→ Stated problem
What is needed is an exact repeat of the lines from the line containing "What's the underlying" through the final line of the entries below, and nothing else.

Lines of data:

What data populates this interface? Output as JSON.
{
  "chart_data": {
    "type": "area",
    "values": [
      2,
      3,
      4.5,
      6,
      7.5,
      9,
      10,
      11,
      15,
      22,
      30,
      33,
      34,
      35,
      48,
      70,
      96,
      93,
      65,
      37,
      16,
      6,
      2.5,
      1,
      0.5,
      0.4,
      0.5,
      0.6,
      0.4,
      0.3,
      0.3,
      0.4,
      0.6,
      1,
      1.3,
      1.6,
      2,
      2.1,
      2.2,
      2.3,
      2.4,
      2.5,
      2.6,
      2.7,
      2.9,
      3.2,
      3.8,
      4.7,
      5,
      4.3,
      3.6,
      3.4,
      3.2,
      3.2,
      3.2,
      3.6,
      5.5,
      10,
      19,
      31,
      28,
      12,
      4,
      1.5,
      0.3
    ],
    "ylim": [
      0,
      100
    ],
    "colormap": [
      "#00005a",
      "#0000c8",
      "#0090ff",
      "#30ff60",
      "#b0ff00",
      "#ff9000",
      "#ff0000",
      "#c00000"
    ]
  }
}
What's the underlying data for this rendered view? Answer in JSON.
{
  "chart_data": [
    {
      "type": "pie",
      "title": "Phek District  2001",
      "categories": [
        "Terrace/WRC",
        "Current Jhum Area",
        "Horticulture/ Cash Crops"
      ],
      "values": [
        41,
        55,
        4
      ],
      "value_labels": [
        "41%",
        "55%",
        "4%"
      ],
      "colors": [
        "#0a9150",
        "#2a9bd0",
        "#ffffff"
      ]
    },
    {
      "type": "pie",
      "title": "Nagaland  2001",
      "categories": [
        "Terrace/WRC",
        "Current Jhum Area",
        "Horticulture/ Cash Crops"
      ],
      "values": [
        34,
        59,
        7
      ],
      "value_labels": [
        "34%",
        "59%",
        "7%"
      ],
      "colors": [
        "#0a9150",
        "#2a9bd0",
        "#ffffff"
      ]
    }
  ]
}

→ Written reply
What's the underlying data for this rendered view? Answer in JSON.
{
  "chart_data": [
    {
      "type": "pie",
      "title": "Phek District  2001",
      "categories": [
        "Terrace/WRC",
        "Current Jhum Area",
        "Horticulture/ Cash Crops"
      ],
      "values": [
        41,
        55,
        4
      ],
      "value_labels": [
        "41%",
        "55%",
        "4%"
      ],
      "colors": [
        "#0a9150",
        "#2a9bd0",
        "#ffffff"
      ]
    },
    {
      "type": "pie",
      "title": "Nagaland  2001",
      "categories": [
        "Terrace/WRC",
        "Current Jhum Area",
        "Horticulture/ Cash Crops"
      ],
      "values": [
        34,
        59,
        7
      ],
      "value_labels": [
        "34%",
        "59%",
        "7%"
      ],
      "colors": [
        "#0a9150",
        "#2a9bd0",
        "#ffffff"
      ]
    }
  ]
}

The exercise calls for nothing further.